● **Required work**: Wherever the string "priemerom" appears in the listing, copy that line.

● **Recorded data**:
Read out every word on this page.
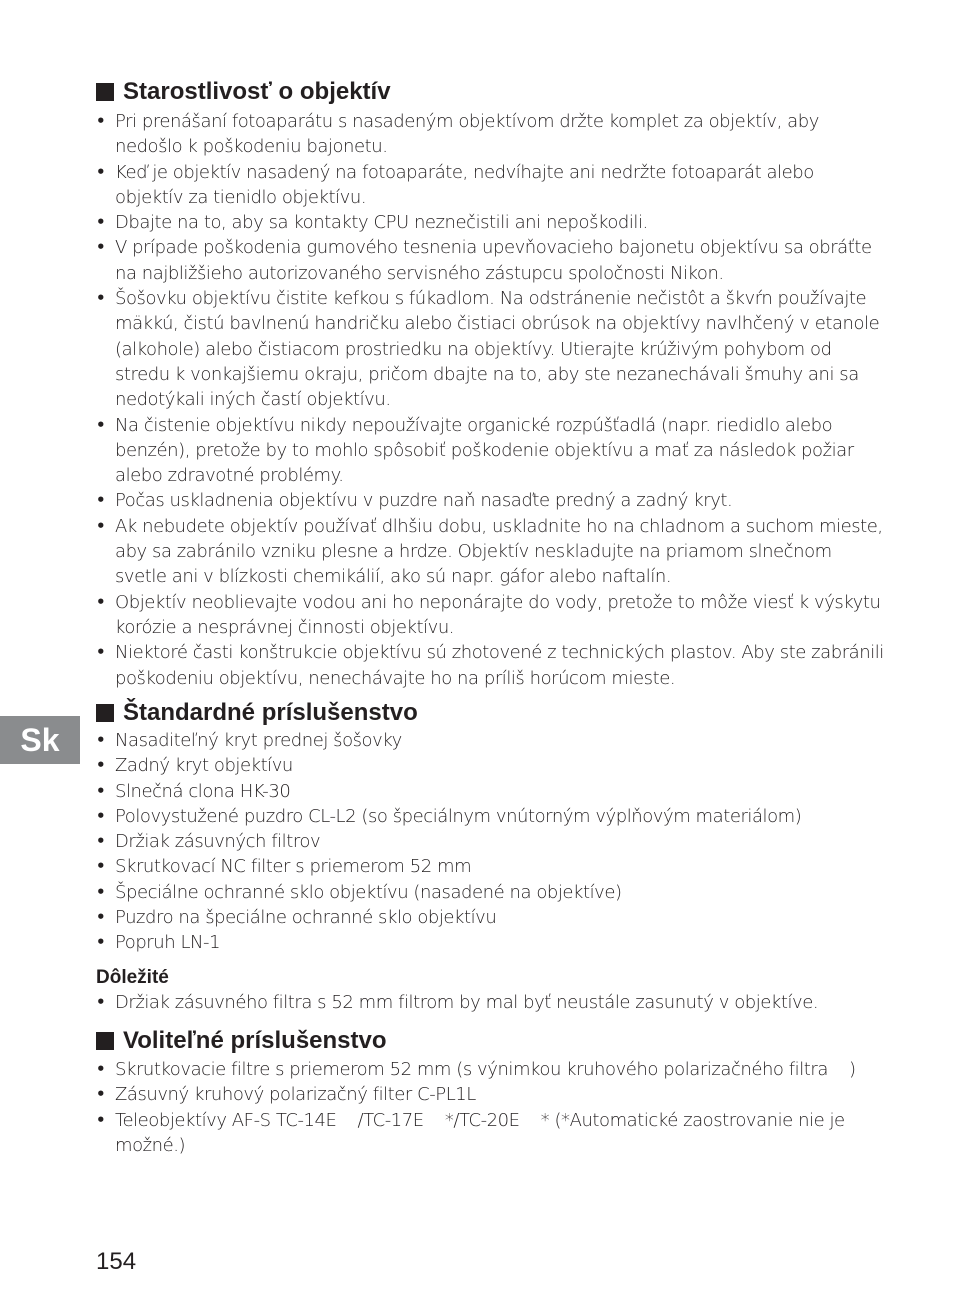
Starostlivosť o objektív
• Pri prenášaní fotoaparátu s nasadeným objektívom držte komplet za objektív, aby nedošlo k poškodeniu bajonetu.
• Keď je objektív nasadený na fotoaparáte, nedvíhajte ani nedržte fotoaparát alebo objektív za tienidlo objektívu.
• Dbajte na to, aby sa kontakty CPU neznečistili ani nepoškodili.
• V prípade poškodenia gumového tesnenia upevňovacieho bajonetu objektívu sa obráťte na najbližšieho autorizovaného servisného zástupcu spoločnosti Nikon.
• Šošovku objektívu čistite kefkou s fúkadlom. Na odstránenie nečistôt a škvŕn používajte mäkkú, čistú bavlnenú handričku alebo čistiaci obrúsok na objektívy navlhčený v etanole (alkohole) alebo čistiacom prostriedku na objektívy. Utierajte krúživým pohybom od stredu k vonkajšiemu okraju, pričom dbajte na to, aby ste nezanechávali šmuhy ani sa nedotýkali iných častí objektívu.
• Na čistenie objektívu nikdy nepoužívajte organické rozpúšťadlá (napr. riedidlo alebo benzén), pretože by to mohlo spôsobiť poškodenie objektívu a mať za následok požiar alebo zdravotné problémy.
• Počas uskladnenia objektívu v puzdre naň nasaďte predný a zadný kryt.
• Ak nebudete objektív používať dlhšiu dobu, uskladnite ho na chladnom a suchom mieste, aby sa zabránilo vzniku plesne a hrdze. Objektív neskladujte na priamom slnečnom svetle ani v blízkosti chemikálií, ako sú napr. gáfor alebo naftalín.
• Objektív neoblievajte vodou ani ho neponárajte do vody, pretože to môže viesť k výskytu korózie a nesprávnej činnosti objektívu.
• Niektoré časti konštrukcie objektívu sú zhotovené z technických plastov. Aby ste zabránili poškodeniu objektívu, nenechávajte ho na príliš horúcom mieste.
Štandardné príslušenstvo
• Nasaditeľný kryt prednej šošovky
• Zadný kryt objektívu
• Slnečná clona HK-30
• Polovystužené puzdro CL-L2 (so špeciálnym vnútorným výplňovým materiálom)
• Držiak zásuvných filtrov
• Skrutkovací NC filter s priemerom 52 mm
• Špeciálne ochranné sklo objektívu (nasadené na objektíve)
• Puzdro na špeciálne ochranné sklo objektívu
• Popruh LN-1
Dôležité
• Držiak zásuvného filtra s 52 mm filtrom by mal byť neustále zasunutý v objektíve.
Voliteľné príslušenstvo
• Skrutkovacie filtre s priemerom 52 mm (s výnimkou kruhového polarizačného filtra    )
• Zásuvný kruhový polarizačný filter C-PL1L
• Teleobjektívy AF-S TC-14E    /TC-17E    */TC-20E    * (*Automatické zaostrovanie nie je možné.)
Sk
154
* * *
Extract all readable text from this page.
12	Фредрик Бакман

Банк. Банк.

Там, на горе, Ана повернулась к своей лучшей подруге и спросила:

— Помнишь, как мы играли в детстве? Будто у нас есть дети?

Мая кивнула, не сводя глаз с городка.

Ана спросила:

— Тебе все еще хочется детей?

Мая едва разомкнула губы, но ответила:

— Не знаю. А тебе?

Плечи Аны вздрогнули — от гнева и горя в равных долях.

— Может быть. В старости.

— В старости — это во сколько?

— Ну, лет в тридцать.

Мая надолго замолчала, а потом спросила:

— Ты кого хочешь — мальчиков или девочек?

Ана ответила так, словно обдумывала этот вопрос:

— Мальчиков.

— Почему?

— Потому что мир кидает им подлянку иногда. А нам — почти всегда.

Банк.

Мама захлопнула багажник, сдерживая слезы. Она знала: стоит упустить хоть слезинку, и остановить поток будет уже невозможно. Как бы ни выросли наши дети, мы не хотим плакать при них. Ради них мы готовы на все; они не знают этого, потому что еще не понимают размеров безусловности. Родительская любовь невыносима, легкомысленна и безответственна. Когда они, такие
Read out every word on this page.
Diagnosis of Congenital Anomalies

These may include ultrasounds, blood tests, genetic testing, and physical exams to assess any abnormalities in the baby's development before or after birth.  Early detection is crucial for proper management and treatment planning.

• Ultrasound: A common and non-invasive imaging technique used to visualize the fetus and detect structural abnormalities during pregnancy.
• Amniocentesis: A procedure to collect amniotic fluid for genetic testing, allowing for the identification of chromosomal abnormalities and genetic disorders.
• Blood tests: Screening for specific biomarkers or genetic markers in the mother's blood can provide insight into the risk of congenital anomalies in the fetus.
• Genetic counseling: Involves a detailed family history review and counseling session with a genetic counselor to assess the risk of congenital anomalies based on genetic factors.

● **Reply**:
• Skrutkovací NC filter s priemerom 52 mm
• Skrutkovacie filtre s priemerom 52 mm (s výnimkou kruhového polarizačného filtra    )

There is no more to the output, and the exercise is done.